Objective => Output all of the data below exactly as given.

begin Supplied data

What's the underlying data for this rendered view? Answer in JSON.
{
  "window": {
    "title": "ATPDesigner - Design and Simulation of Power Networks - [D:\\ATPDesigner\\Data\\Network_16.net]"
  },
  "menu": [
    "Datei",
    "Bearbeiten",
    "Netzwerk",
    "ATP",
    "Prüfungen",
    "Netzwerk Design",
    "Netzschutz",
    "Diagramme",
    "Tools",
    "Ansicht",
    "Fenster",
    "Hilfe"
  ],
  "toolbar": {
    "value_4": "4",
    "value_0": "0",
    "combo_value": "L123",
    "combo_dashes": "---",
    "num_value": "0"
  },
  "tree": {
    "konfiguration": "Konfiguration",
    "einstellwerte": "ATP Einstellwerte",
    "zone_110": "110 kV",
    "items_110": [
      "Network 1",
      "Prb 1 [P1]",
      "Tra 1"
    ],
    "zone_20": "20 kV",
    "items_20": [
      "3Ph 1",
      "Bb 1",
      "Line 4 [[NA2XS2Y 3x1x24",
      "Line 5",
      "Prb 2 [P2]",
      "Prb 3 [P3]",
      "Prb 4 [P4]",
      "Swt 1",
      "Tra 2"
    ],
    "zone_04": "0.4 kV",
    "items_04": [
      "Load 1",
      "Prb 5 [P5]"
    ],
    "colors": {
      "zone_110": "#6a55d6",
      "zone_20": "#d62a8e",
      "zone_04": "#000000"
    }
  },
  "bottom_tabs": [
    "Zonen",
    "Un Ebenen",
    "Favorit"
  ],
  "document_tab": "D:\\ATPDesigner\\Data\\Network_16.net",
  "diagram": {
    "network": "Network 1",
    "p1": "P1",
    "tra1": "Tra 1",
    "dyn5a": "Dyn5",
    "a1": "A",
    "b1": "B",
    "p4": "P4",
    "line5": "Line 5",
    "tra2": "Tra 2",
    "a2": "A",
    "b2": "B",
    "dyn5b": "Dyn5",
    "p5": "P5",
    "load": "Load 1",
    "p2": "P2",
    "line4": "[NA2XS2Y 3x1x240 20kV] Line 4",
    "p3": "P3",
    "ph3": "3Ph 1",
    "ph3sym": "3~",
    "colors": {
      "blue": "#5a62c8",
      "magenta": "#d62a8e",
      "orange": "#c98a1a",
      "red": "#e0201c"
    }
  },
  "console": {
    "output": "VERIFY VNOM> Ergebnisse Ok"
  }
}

end Supplied data

Result of the exercise =>
What's the underlying data for this rendered view? Answer in JSON.
{
  "window": {
    "title": "ATPDesigner - Design and Simulation of Power Networks - [D:\\ATPDesigner\\Data\\Network_16.net]"
  },
  "menu": [
    "Datei",
    "Bearbeiten",
    "Netzwerk",
    "ATP",
    "Prüfungen",
    "Netzwerk Design",
    "Netzschutz",
    "Diagramme",
    "Tools",
    "Ansicht",
    "Fenster",
    "Hilfe"
  ],
  "toolbar": {
    "value_4": "4",
    "value_0": "0",
    "combo_value": "L123",
    "combo_dashes": "---",
    "num_value": "0"
  },
  "tree": {
    "konfiguration": "Konfiguration",
    "einstellwerte": "ATP Einstellwerte",
    "zone_110": "110 kV",
    "items_110": [
      "Network 1",
      "Prb 1 [P1]",
      "Tra 1"
    ],
    "zone_20": "20 kV",
    "items_20": [
      "3Ph 1",
      "Bb 1",
      "Line 4 [[NA2XS2Y 3x1x24",
      "Line 5",
      "Prb 2 [P2]",
      "Prb 3 [P3]",
      "Prb 4 [P4]",
      "Swt 1",
      "Tra 2"
    ],
    "zone_04": "0.4 kV",
    "items_04": [
      "Load 1",
      "Prb 5 [P5]"
    ],
    "colors": {
      "zone_110": "#6a55d6",
      "zone_20": "#d62a8e",
      "zone_04": "#000000"
    }
  },
  "bottom_tabs": [
    "Zonen",
    "Un Ebenen",
    "Favorit"
  ],
  "document_tab": "D:\\ATPDesigner\\Data\\Network_16.net",
  "diagram": {
    "network": "Network 1",
    "p1": "P1",
    "tra1": "Tra 1",
    "dyn5a": "Dyn5",
    "a1": "A",
    "b1": "B",
    "p4": "P4",
    "line5": "Line 5",
    "tra2": "Tra 2",
    "a2": "A",
    "b2": "B",
    "dyn5b": "Dyn5",
    "p5": "P5",
    "load": "Load 1",
    "p2": "P2",
    "line4": "[NA2XS2Y 3x1x240 20kV] Line 4",
    "p3": "P3",
    "ph3": "3Ph 1",
    "ph3sym": "3~",
    "colors": {
      "blue": "#5a62c8",
      "magenta": "#d62a8e",
      "orange": "#c98a1a",
      "red": "#e0201c"
    }
  },
  "console": {
    "output": "VERIFY VNOM> Ergebnisse Ok"
  }
}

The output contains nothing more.